What to produce. Restate the listing below word for word, omitting any images.

Listed records.
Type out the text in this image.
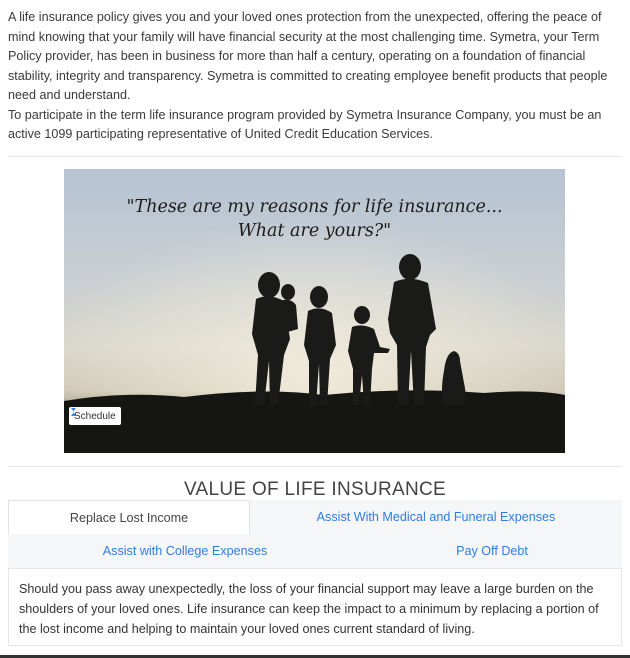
A life insurance policy gives you and your loved ones protection from the unexpected, offering the peace of mind knowing that your family will have financial security at the most challenging time. Symetra, your Term Policy provider, has been in business for more than half a century, operating on a foundation of financial stability, integrity and transparency. Symetra is committed to creating employee benefit products that people need and understand.

To participate in the term life insurance program provided by Symetra Insurance Company, you must be an active 1099 participating representative of United Credit Education Services.

"These are my reasons for life insurance...
What are yours?"
Schedule
VALUE OF LIFE INSURANCE
Replace Lost Income	Assist With Medical and Funeral Expenses
Assist with College Expenses	Pay Off Debt
Should you pass away unexpectedly, the loss of your financial support may leave a large burden on the shoulders of your loved ones. Life insurance can keep the impact to a minimum by replacing a portion of the lost income and helping to maintain your loved ones current standard of living.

Solution to this task.
Type out the text in this image.
A life insurance policy gives you and your loved ones protection from the unexpected, offering the peace of mind knowing that your family will have financial security at the most challenging time. Symetra, your Term Policy provider, has been in business for more than half a century, operating on a foundation of financial stability, integrity and transparency. Symetra is committed to creating employee benefit products that people need and understand.

To participate in the term life insurance program provided by Symetra Insurance Company, you must be an active 1099 participating representative of United Credit Education Services.

"These are my reasons for life insurance...
What are yours?"
Schedule
VALUE OF LIFE INSURANCE
Replace Lost Income	Assist With Medical and Funeral Expenses
Assist with College Expenses	Pay Off Debt
Should you pass away unexpectedly, the loss of your financial support may leave a large burden on the shoulders of your loved ones. Life insurance can keep the impact to a minimum by replacing a portion of the lost income and helping to maintain your loved ones current standard of living.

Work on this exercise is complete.